| THE TASK |
Search the data for the string "JSON" and gather each line it is in.

| MATERIAL PROVIDED |
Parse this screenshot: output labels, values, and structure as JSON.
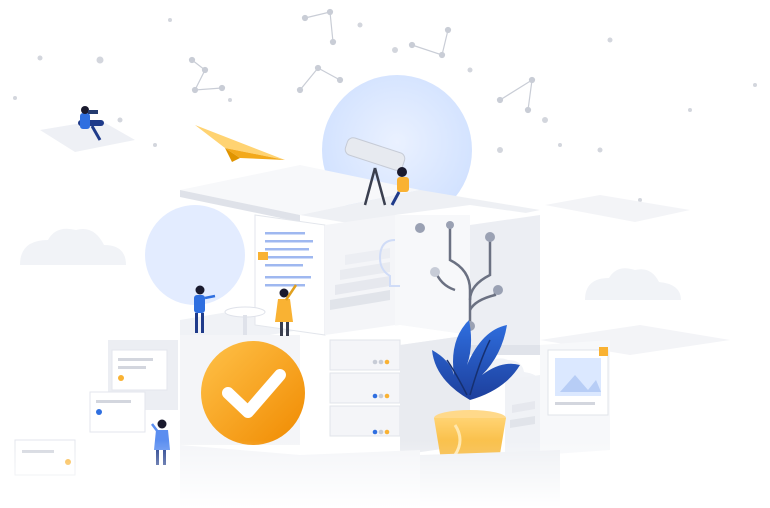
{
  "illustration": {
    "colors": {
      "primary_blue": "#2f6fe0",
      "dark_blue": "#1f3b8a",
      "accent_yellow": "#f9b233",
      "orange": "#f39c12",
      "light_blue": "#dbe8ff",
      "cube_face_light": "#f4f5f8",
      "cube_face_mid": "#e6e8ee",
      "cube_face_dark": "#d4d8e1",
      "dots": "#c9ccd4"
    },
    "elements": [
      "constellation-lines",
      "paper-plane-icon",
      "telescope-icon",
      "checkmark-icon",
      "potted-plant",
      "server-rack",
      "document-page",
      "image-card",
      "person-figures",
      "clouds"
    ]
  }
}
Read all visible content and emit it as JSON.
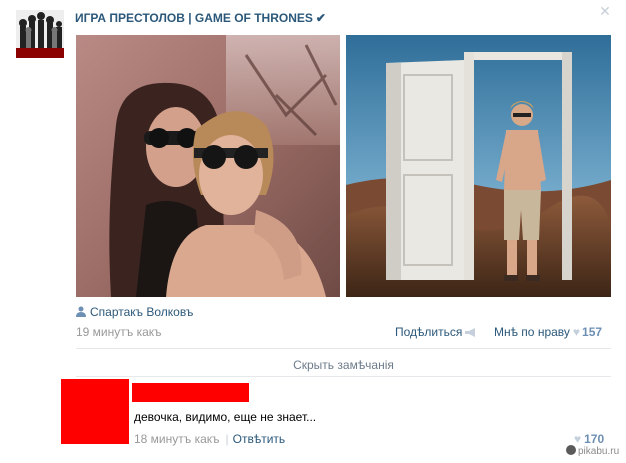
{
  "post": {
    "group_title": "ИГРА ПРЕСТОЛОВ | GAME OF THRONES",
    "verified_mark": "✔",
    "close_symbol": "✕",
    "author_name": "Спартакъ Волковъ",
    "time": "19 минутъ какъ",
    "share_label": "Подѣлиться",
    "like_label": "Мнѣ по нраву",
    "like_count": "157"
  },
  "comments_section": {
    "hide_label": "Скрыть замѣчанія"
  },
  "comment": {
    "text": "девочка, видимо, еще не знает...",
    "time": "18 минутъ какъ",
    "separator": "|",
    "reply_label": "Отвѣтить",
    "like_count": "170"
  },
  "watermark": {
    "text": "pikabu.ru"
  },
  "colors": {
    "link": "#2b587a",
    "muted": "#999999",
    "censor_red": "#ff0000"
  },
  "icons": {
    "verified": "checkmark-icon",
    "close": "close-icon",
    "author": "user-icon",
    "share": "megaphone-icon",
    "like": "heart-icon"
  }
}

==

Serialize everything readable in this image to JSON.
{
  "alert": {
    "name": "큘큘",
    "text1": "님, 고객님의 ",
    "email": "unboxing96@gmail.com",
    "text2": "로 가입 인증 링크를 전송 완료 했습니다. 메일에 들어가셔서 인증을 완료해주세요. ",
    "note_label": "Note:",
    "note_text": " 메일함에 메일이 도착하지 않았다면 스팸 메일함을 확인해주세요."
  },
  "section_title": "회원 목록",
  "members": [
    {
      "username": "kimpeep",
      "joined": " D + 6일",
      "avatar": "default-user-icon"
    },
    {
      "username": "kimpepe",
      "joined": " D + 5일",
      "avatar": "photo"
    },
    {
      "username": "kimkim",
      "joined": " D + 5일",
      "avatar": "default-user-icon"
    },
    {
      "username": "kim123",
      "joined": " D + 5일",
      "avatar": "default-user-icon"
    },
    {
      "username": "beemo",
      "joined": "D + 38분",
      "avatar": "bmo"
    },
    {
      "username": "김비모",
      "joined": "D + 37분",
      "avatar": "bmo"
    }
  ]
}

| THE ANSWER |
Parse this screenshot: output labels, values, and structure as JSON.
Read all visible content and emit it as JSON.
Serialize everything readable in this image to JSON.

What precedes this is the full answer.